### WHAT THE TASK ASKS
Copy out the material that follows line for line, with no changes at all.

··· TASK INPUTS

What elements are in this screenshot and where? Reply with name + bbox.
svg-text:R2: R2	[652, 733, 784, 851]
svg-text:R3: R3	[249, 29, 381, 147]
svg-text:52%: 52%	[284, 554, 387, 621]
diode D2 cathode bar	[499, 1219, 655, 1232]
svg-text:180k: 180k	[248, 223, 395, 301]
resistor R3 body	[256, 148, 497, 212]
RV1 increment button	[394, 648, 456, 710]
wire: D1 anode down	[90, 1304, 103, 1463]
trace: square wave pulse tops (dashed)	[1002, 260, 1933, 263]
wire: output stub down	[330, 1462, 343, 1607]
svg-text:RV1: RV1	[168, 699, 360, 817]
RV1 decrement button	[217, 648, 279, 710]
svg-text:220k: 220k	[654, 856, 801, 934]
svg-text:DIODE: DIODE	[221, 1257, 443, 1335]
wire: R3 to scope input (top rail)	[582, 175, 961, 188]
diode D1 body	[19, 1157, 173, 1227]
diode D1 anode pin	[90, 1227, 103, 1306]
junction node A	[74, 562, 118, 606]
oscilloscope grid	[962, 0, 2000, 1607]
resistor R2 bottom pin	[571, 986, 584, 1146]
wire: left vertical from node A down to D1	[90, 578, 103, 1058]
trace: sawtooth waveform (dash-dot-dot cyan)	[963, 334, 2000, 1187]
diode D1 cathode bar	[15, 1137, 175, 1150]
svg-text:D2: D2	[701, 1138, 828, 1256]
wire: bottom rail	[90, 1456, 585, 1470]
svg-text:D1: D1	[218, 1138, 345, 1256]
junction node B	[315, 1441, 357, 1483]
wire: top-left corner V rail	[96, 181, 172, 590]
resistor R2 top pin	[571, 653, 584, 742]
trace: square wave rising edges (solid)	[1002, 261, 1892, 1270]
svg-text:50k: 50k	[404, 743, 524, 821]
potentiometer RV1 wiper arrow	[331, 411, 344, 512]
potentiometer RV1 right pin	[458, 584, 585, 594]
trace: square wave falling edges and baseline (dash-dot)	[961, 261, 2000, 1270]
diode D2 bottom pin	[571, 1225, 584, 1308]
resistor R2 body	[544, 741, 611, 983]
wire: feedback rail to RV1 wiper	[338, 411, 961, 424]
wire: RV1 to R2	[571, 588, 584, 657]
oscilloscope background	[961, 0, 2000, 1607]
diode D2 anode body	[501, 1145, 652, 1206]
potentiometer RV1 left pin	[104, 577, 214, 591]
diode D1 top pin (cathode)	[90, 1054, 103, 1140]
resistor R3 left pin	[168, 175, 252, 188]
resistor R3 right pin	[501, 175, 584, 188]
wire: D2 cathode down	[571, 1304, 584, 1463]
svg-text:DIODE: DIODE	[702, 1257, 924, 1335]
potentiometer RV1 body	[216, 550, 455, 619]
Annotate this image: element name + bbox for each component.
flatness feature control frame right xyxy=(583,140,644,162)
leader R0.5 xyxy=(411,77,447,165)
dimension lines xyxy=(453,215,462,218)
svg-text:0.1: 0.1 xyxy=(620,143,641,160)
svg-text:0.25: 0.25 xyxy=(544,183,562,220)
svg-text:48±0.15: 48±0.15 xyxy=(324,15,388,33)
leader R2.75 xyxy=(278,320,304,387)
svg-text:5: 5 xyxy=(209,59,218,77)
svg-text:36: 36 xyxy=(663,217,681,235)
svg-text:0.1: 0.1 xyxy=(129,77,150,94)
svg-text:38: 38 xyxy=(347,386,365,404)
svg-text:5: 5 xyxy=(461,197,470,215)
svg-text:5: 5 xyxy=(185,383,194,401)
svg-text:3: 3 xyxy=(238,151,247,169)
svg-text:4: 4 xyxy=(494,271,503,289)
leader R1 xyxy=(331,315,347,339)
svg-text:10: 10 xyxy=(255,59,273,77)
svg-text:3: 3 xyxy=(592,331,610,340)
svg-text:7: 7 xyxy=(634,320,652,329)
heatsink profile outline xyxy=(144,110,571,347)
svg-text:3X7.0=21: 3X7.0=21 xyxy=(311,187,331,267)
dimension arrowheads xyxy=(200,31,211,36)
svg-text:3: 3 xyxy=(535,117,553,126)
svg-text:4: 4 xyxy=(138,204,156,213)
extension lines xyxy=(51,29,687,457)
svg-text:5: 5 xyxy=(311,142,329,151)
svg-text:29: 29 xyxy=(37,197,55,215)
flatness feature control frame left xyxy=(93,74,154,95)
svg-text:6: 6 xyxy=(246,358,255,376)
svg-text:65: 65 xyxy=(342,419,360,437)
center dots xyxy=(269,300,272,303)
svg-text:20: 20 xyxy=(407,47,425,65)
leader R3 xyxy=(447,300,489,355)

······

### ANSWER FOR THE TASK
What elements are in this screenshot and where? Reply with name + bbox.
svg-text:R2: R2	[652, 733, 784, 851]
svg-text:R3: R3	[249, 29, 381, 147]
svg-text:52%: 52%	[284, 554, 387, 621]
diode D2 cathode bar	[499, 1219, 655, 1232]
svg-text:180k: 180k	[248, 223, 395, 301]
resistor R3 body	[256, 148, 497, 212]
RV1 increment button	[394, 648, 456, 710]
wire: D1 anode down	[90, 1304, 103, 1463]
trace: square wave pulse tops (dashed)	[1002, 260, 1933, 263]
wire: output stub down	[330, 1462, 343, 1607]
svg-text:RV1: RV1	[168, 699, 360, 817]
RV1 decrement button	[217, 648, 279, 710]
svg-text:220k: 220k	[654, 856, 801, 934]
svg-text:DIODE: DIODE	[221, 1257, 443, 1335]
wire: R3 to scope input (top rail)	[582, 175, 961, 188]
diode D1 body	[19, 1157, 173, 1227]
diode D1 anode pin	[90, 1227, 103, 1306]
junction node A	[74, 562, 118, 606]
oscilloscope grid	[962, 0, 2000, 1607]
resistor R2 bottom pin	[571, 986, 584, 1146]
wire: left vertical from node A down to D1	[90, 578, 103, 1058]
trace: sawtooth waveform (dash-dot-dot cyan)	[963, 334, 2000, 1187]
diode D1 cathode bar	[15, 1137, 175, 1150]
svg-text:D2: D2	[701, 1138, 828, 1256]
wire: bottom rail	[90, 1456, 585, 1470]
svg-text:D1: D1	[218, 1138, 345, 1256]
junction node B	[315, 1441, 357, 1483]
wire: top-left corner V rail	[96, 181, 172, 590]
resistor R2 top pin	[571, 653, 584, 742]
trace: square wave rising edges (solid)	[1002, 261, 1892, 1270]
svg-text:50k: 50k	[404, 743, 524, 821]
potentiometer RV1 wiper arrow	[331, 411, 344, 512]
potentiometer RV1 right pin	[458, 584, 585, 594]
trace: square wave falling edges and baseline (dash-dot)	[961, 261, 2000, 1270]
diode D2 bottom pin	[571, 1225, 584, 1308]
resistor R2 body	[544, 741, 611, 983]
wire: feedback rail to RV1 wiper	[338, 411, 961, 424]
wire: RV1 to R2	[571, 588, 584, 657]
oscilloscope background	[961, 0, 2000, 1607]
diode D2 anode body	[501, 1145, 652, 1206]
potentiometer RV1 left pin	[104, 577, 214, 591]
diode D1 top pin (cathode)	[90, 1054, 103, 1140]
resistor R3 left pin	[168, 175, 252, 188]
resistor R3 right pin	[501, 175, 584, 188]
wire: D2 cathode down	[571, 1304, 584, 1463]
svg-text:DIODE: DIODE	[702, 1257, 924, 1335]
potentiometer RV1 body	[216, 550, 455, 619]
Annotate this image: element name + bbox for each component.
flatness feature control frame right xyxy=(583,140,644,162)
leader R0.5 xyxy=(411,77,447,165)
dimension lines xyxy=(453,215,462,218)
svg-text:0.1: 0.1 xyxy=(620,143,641,160)
svg-text:0.25: 0.25 xyxy=(544,183,562,220)
svg-text:48±0.15: 48±0.15 xyxy=(324,15,388,33)
leader R2.75 xyxy=(278,320,304,387)
svg-text:5: 5 xyxy=(209,59,218,77)
svg-text:36: 36 xyxy=(663,217,681,235)
svg-text:0.1: 0.1 xyxy=(129,77,150,94)
svg-text:38: 38 xyxy=(347,386,365,404)
svg-text:5: 5 xyxy=(461,197,470,215)
svg-text:5: 5 xyxy=(185,383,194,401)
svg-text:3: 3 xyxy=(238,151,247,169)
svg-text:4: 4 xyxy=(494,271,503,289)
leader R1 xyxy=(331,315,347,339)
svg-text:10: 10 xyxy=(255,59,273,77)
svg-text:3: 3 xyxy=(592,331,610,340)
svg-text:7: 7 xyxy=(634,320,652,329)
heatsink profile outline xyxy=(144,110,571,347)
svg-text:3X7.0=21: 3X7.0=21 xyxy=(311,187,331,267)
dimension arrowheads xyxy=(200,31,211,36)
svg-text:3: 3 xyxy=(535,117,553,126)
svg-text:4: 4 xyxy=(138,204,156,213)
extension lines xyxy=(51,29,687,457)
svg-text:5: 5 xyxy=(311,142,329,151)
svg-text:29: 29 xyxy=(37,197,55,215)
flatness feature control frame left xyxy=(93,74,154,95)
svg-text:6: 6 xyxy=(246,358,255,376)
svg-text:65: 65 xyxy=(342,419,360,437)
center dots xyxy=(269,300,272,303)
svg-text:20: 20 xyxy=(407,47,425,65)
leader R3 xyxy=(447,300,489,355)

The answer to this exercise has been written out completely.